Every record below should be transcribed exactly. Omit the images.
Begin Data provided
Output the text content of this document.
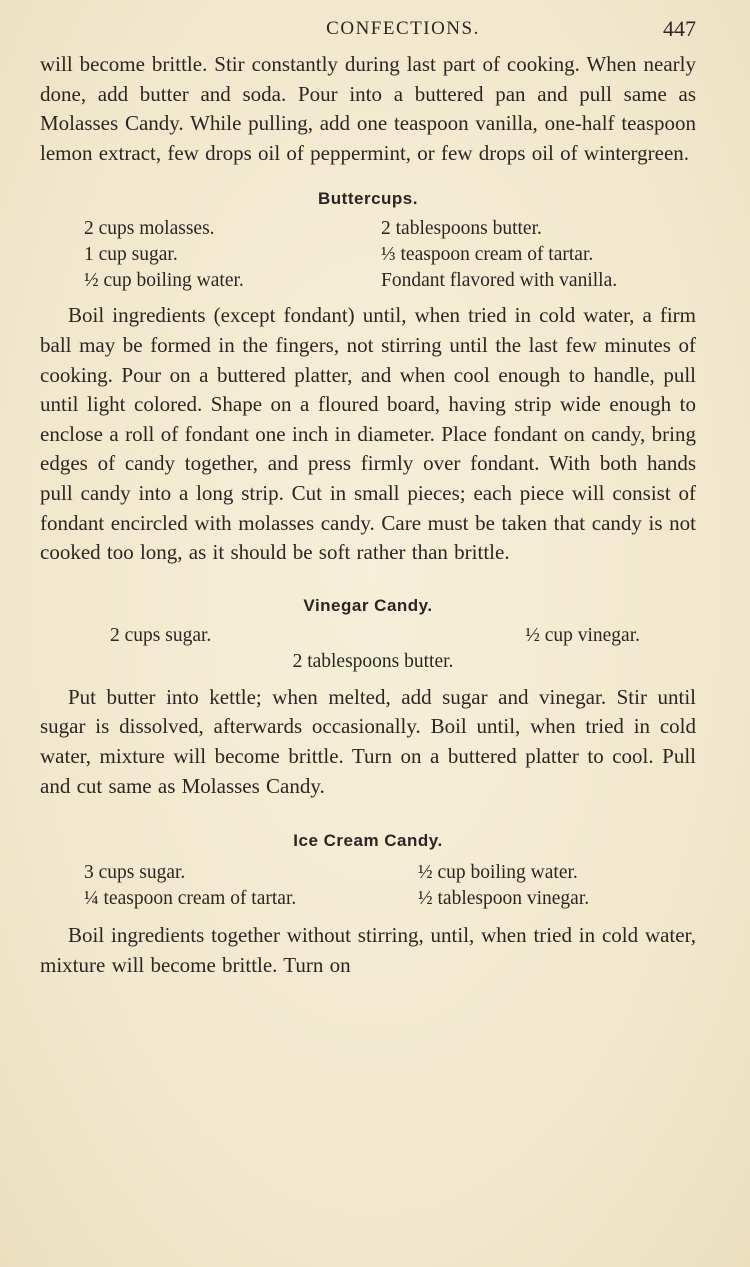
CONFECTIONS.	447

will become brittle. Stir constantly during last part of cooking. When nearly done, add butter and soda. Pour into a buttered pan and pull same as Molasses Candy. While pulling, add one teaspoon vanilla, one-half teaspoon lemon extract, few drops oil of peppermint, or few drops oil of wintergreen.

Buttercups.
2 cups molasses.	2 tablespoons butter.
1 cup sugar.	⅓ teaspoon cream of tartar.
½ cup boiling water.	Fondant flavored with vanilla.

Boil ingredients (except fondant) until, when tried in cold water, a firm ball may be formed in the fingers, not stirring until the last few minutes of cooking. Pour on a buttered platter, and when cool enough to handle, pull until light colored. Shape on a floured board, having strip wide enough to enclose a roll of fondant one inch in diameter. Place fondant on candy, bring edges of candy together, and press firmly over fondant. With both hands pull candy into a long strip. Cut in small pieces; each piece will consist of fondant encircled with molasses candy. Care must be taken that candy is not cooked too long, as it should be soft rather than brittle.

Vinegar Candy.
2 cups sugar.	½ cup vinegar.
2 tablespoons butter.

Put butter into kettle; when melted, add sugar and vinegar. Stir until sugar is dissolved, afterwards occasionally. Boil until, when tried in cold water, mixture will become brittle. Turn on a buttered platter to cool. Pull and cut same as Molasses Candy.

Ice Cream Candy.
3 cups sugar.	½ cup boiling water.
¼ teaspoon cream of tartar.	½ tablespoon vinegar.

Boil ingredients together without stirring, until, when tried in cold water, mixture will become brittle. Turn on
End Data provided
→ **Reply to the task**
Output the text content of this document.
CONFECTIONS.	447

will become brittle. Stir constantly during last part of cooking. When nearly done, add butter and soda. Pour into a buttered pan and pull same as Molasses Candy. While pulling, add one teaspoon vanilla, one-half teaspoon lemon extract, few drops oil of peppermint, or few drops oil of wintergreen.

Buttercups.
2 cups molasses.	2 tablespoons butter.
1 cup sugar.	⅓ teaspoon cream of tartar.
½ cup boiling water.	Fondant flavored with vanilla.

Boil ingredients (except fondant) until, when tried in cold water, a firm ball may be formed in the fingers, not stirring until the last few minutes of cooking. Pour on a buttered platter, and when cool enough to handle, pull until light colored. Shape on a floured board, having strip wide enough to enclose a roll of fondant one inch in diameter. Place fondant on candy, bring edges of candy together, and press firmly over fondant. With both hands pull candy into a long strip. Cut in small pieces; each piece will consist of fondant encircled with molasses candy. Care must be taken that candy is not cooked too long, as it should be soft rather than brittle.

Vinegar Candy.
2 cups sugar.	½ cup vinegar.
2 tablespoons butter.

Put butter into kettle; when melted, add sugar and vinegar. Stir until sugar is dissolved, afterwards occasionally. Boil until, when tried in cold water, mixture will become brittle. Turn on a buttered platter to cool. Pull and cut same as Molasses Candy.

Ice Cream Candy.
3 cups sugar.	½ cup boiling water.
¼ teaspoon cream of tartar.	½ tablespoon vinegar.

Boil ingredients together without stirring, until, when tried in cold water, mixture will become brittle. Turn on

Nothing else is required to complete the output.